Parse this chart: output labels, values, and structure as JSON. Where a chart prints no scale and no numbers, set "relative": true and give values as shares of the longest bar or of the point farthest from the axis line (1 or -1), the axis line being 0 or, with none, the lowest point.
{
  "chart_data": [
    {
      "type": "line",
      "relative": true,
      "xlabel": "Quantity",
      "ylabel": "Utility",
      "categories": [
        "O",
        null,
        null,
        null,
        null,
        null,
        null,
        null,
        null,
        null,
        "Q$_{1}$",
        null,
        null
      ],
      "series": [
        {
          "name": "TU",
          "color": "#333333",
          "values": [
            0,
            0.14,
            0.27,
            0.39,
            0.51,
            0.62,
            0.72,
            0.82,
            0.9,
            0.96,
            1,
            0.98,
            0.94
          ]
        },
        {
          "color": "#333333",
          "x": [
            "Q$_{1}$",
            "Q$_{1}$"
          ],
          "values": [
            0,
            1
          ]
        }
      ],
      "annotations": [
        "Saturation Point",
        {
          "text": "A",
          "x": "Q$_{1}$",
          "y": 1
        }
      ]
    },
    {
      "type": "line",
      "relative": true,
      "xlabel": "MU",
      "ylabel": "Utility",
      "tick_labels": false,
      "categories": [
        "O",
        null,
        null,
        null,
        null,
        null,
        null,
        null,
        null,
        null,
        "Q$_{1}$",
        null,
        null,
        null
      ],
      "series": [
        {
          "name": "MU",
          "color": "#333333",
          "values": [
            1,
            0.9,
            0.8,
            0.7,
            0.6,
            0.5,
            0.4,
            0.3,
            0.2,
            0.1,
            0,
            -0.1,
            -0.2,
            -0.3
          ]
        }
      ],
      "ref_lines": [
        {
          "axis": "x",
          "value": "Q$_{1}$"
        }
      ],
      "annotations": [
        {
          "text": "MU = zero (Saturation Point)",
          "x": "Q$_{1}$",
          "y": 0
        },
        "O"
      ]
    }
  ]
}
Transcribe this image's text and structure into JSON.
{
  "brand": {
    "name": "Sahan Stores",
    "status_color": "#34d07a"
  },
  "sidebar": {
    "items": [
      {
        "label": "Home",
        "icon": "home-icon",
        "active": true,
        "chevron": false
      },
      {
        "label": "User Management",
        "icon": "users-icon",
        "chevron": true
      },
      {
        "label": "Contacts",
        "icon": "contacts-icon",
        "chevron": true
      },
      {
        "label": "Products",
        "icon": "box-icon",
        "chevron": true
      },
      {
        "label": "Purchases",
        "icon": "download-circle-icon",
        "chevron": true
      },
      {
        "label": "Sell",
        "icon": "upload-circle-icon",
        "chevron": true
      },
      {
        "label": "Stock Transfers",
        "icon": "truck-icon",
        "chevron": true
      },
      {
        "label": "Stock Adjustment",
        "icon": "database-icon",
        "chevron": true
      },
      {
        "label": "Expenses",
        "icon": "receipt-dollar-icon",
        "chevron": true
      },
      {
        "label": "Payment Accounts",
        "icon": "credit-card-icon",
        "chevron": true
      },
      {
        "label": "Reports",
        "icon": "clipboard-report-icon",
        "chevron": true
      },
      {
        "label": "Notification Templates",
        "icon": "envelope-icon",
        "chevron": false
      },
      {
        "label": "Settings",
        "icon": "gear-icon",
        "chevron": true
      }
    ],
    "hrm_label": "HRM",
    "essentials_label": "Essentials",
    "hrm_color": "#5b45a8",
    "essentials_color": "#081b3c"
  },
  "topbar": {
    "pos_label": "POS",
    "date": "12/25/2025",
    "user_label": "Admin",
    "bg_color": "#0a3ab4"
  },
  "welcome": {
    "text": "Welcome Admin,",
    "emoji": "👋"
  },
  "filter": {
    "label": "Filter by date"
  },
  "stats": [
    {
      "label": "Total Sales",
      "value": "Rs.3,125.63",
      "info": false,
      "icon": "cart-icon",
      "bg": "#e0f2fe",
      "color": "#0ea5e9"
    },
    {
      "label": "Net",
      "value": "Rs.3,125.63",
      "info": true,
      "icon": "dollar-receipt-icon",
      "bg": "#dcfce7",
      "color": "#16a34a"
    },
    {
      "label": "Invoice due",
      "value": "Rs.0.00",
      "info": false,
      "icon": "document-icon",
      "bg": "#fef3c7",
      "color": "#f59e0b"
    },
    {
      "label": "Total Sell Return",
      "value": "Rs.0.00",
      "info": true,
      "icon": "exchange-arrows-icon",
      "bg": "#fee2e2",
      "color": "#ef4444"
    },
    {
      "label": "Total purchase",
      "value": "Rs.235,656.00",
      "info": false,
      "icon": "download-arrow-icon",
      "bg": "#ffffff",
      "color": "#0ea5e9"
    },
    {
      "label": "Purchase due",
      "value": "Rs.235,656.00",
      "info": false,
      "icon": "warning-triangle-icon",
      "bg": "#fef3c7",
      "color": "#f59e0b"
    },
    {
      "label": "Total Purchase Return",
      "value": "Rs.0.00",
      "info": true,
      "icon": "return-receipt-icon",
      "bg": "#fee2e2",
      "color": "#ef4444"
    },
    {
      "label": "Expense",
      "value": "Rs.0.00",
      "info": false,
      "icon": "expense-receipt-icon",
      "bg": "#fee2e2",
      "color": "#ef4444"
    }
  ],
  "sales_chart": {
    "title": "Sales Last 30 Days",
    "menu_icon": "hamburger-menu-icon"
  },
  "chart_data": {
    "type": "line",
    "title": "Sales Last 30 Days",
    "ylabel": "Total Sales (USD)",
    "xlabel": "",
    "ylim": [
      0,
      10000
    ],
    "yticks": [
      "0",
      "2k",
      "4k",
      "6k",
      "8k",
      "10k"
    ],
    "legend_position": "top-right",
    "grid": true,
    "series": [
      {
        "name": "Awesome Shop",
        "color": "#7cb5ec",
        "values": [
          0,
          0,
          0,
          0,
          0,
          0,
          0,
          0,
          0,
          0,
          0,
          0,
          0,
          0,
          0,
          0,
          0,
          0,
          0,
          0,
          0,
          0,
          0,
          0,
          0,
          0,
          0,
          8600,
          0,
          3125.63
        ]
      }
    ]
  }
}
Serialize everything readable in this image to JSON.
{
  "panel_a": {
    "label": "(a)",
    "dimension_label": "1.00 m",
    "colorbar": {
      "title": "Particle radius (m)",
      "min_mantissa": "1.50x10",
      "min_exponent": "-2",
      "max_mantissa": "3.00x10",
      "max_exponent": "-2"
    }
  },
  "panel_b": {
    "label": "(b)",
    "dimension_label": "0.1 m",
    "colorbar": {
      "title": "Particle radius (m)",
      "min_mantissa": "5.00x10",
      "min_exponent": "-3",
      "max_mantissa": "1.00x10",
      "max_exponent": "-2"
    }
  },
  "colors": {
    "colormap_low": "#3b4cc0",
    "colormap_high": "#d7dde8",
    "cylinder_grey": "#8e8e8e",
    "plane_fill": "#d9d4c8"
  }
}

* * *

[Problem details]: Answer with one number only: how many lines above contain the word "structure".

[The completed task]: 2